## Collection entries
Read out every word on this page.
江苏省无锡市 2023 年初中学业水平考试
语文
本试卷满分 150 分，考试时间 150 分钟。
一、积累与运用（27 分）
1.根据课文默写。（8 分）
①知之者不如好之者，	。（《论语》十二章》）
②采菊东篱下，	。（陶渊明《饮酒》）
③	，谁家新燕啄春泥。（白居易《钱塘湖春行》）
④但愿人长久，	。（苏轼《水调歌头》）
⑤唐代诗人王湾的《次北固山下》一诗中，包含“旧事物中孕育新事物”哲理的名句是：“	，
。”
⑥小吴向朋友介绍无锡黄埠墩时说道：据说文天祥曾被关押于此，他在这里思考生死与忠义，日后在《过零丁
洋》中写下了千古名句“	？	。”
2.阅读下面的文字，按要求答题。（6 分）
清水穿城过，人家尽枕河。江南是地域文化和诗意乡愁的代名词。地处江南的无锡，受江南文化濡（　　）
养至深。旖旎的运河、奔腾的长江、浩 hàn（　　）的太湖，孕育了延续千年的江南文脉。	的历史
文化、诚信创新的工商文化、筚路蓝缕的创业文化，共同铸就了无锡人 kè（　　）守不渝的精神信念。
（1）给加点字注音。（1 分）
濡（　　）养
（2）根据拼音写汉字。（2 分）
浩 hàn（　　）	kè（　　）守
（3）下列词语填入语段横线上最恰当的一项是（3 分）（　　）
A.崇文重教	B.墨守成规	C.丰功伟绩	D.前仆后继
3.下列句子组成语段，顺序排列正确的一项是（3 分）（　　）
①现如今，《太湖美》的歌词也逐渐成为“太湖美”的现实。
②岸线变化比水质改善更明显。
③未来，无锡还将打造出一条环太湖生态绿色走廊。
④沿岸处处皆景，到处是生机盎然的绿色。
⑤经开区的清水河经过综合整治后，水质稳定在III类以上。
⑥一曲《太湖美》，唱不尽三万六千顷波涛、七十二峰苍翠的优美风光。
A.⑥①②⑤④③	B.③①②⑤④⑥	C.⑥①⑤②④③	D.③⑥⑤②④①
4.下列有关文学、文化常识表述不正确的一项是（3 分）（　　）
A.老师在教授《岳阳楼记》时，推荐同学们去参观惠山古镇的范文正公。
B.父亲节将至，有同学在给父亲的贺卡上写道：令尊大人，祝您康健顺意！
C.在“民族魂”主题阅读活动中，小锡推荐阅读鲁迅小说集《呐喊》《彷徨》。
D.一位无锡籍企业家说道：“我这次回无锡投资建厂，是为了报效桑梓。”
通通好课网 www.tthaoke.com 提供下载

## GOAL
Each line above must be reproduced exactly as it stands.

## FINAL ANSWER
Read out every word on this page.
江苏省无锡市 2023 年初中学业水平考试
语文
本试卷满分 150 分，考试时间 150 分钟。
一、积累与运用（27 分）
1.根据课文默写。（8 分）
①知之者不如好之者，	。（《论语》十二章》）
②采菊东篱下，	。（陶渊明《饮酒》）
③	，谁家新燕啄春泥。（白居易《钱塘湖春行》）
④但愿人长久，	。（苏轼《水调歌头》）
⑤唐代诗人王湾的《次北固山下》一诗中，包含“旧事物中孕育新事物”哲理的名句是：“	，
。”
⑥小吴向朋友介绍无锡黄埠墩时说道：据说文天祥曾被关押于此，他在这里思考生死与忠义，日后在《过零丁
洋》中写下了千古名句“	？	。”
2.阅读下面的文字，按要求答题。（6 分）
清水穿城过，人家尽枕河。江南是地域文化和诗意乡愁的代名词。地处江南的无锡，受江南文化濡（　　）
养至深。旖旎的运河、奔腾的长江、浩 hàn（　　）的太湖，孕育了延续千年的江南文脉。	的历史
文化、诚信创新的工商文化、筚路蓝缕的创业文化，共同铸就了无锡人 kè（　　）守不渝的精神信念。
（1）给加点字注音。（1 分）
濡（　　）养
（2）根据拼音写汉字。（2 分）
浩 hàn（　　）	kè（　　）守
（3）下列词语填入语段横线上最恰当的一项是（3 分）（　　）
A.崇文重教	B.墨守成规	C.丰功伟绩	D.前仆后继
3.下列句子组成语段，顺序排列正确的一项是（3 分）（　　）
①现如今，《太湖美》的歌词也逐渐成为“太湖美”的现实。
②岸线变化比水质改善更明显。
③未来，无锡还将打造出一条环太湖生态绿色走廊。
④沿岸处处皆景，到处是生机盎然的绿色。
⑤经开区的清水河经过综合整治后，水质稳定在III类以上。
⑥一曲《太湖美》，唱不尽三万六千顷波涛、七十二峰苍翠的优美风光。
A.⑥①②⑤④③	B.③①②⑤④⑥	C.⑥①⑤②④③	D.③⑥⑤②④①
4.下列有关文学、文化常识表述不正确的一项是（3 分）（　　）
A.老师在教授《岳阳楼记》时，推荐同学们去参观惠山古镇的范文正公。
B.父亲节将至，有同学在给父亲的贺卡上写道：令尊大人，祝您康健顺意！
C.在“民族魂”主题阅读活动中，小锡推荐阅读鲁迅小说集《呐喊》《彷徨》。
D.一位无锡籍企业家说道：“我这次回无锡投资建厂，是为了报效桑梓。”
通通好课网 www.tthaoke.com 提供下载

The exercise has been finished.